Chart and figure data
--- start ---

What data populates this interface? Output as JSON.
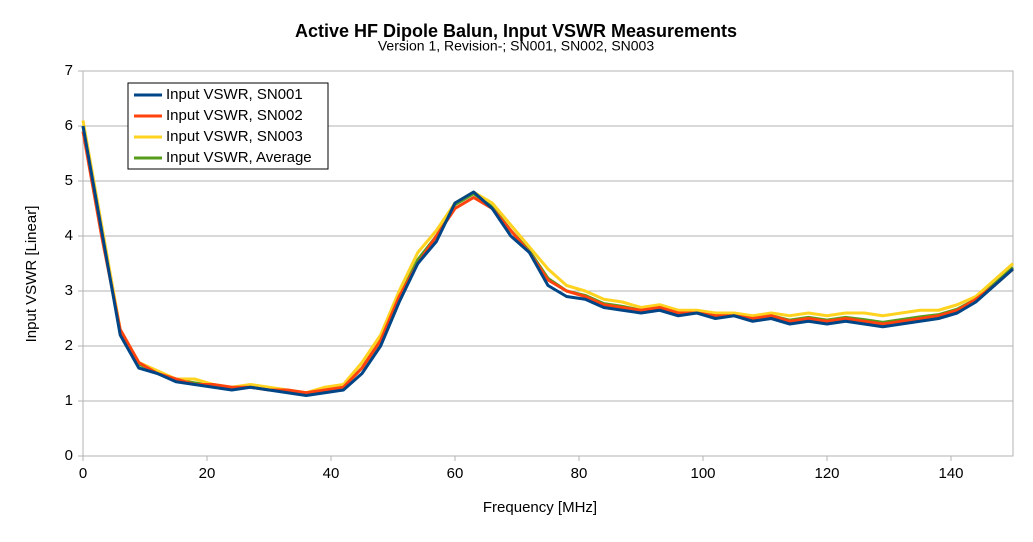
{
  "chart_data": {
    "type": "line",
    "title": "Active HF Dipole Balun, Input VSWR Measurements",
    "subtitle": "Version 1, Revision-; SN001, SN002, SN003",
    "x_label": "Frequency [MHz]",
    "y_label": "Input VSWR [Linear]",
    "x": [
      0,
      3,
      6,
      9,
      12,
      15,
      18,
      21,
      24,
      27,
      30,
      33,
      36,
      39,
      42,
      45,
      48,
      51,
      54,
      57,
      60,
      63,
      66,
      69,
      72,
      75,
      78,
      81,
      84,
      87,
      90,
      93,
      96,
      99,
      102,
      105,
      108,
      111,
      114,
      117,
      120,
      123,
      126,
      129,
      132,
      135,
      138,
      141,
      144,
      147,
      150
    ],
    "series": [
      {
        "name": "Input VSWR, SN001",
        "color": "#004586",
        "values": [
          6.0,
          4.1,
          2.2,
          1.6,
          1.5,
          1.35,
          1.3,
          1.25,
          1.2,
          1.25,
          1.2,
          1.15,
          1.1,
          1.15,
          1.2,
          1.5,
          2.0,
          2.8,
          3.5,
          3.9,
          4.6,
          4.8,
          4.5,
          4.0,
          3.7,
          3.1,
          2.9,
          2.85,
          2.7,
          2.65,
          2.6,
          2.65,
          2.55,
          2.6,
          2.5,
          2.55,
          2.45,
          2.5,
          2.4,
          2.45,
          2.4,
          2.45,
          2.4,
          2.35,
          2.4,
          2.45,
          2.5,
          2.6,
          2.8,
          3.1,
          3.4
        ]
      },
      {
        "name": "Input VSWR, SN002",
        "color": "#ff420e",
        "values": [
          5.9,
          4.0,
          2.3,
          1.7,
          1.5,
          1.4,
          1.3,
          1.3,
          1.25,
          1.25,
          1.2,
          1.2,
          1.15,
          1.2,
          1.25,
          1.6,
          2.1,
          2.9,
          3.5,
          4.0,
          4.5,
          4.7,
          4.5,
          4.1,
          3.7,
          3.2,
          3.0,
          2.9,
          2.75,
          2.7,
          2.65,
          2.7,
          2.6,
          2.6,
          2.55,
          2.55,
          2.5,
          2.55,
          2.45,
          2.5,
          2.45,
          2.5,
          2.45,
          2.4,
          2.45,
          2.5,
          2.55,
          2.65,
          2.85,
          3.1,
          3.4
        ]
      },
      {
        "name": "Input VSWR, SN003",
        "color": "#ffd320",
        "values": [
          6.1,
          4.2,
          2.3,
          1.7,
          1.55,
          1.4,
          1.4,
          1.3,
          1.25,
          1.3,
          1.25,
          1.2,
          1.15,
          1.25,
          1.3,
          1.7,
          2.2,
          3.0,
          3.7,
          4.1,
          4.6,
          4.8,
          4.6,
          4.2,
          3.8,
          3.4,
          3.1,
          3.0,
          2.85,
          2.8,
          2.7,
          2.75,
          2.65,
          2.65,
          2.6,
          2.6,
          2.55,
          2.6,
          2.55,
          2.6,
          2.55,
          2.6,
          2.6,
          2.55,
          2.6,
          2.65,
          2.65,
          2.75,
          2.9,
          3.2,
          3.5
        ]
      },
      {
        "name": "Input VSWR, Average",
        "color": "#579d1c",
        "values": [
          6.0,
          4.1,
          2.27,
          1.67,
          1.52,
          1.38,
          1.33,
          1.28,
          1.23,
          1.27,
          1.22,
          1.18,
          1.13,
          1.2,
          1.25,
          1.6,
          2.1,
          2.9,
          3.57,
          4.0,
          4.57,
          4.77,
          4.53,
          4.1,
          3.73,
          3.23,
          3.0,
          2.92,
          2.77,
          2.72,
          2.65,
          2.7,
          2.6,
          2.62,
          2.55,
          2.57,
          2.5,
          2.55,
          2.47,
          2.52,
          2.47,
          2.52,
          2.48,
          2.43,
          2.48,
          2.53,
          2.57,
          2.67,
          2.85,
          3.13,
          3.43
        ]
      }
    ],
    "xlim": [
      0,
      150
    ],
    "xticks": [
      0,
      20,
      40,
      60,
      80,
      100,
      120,
      140
    ],
    "ylim": [
      0,
      7
    ],
    "yticks": [
      0,
      1,
      2,
      3,
      4,
      5,
      6,
      7
    ],
    "grid": true,
    "legend": "top-left"
  }
}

--- end ---

--- What needs to be done ---
Report only the number of lines that hold the string "VSWR" in this listing.

--- Response to this task ---
6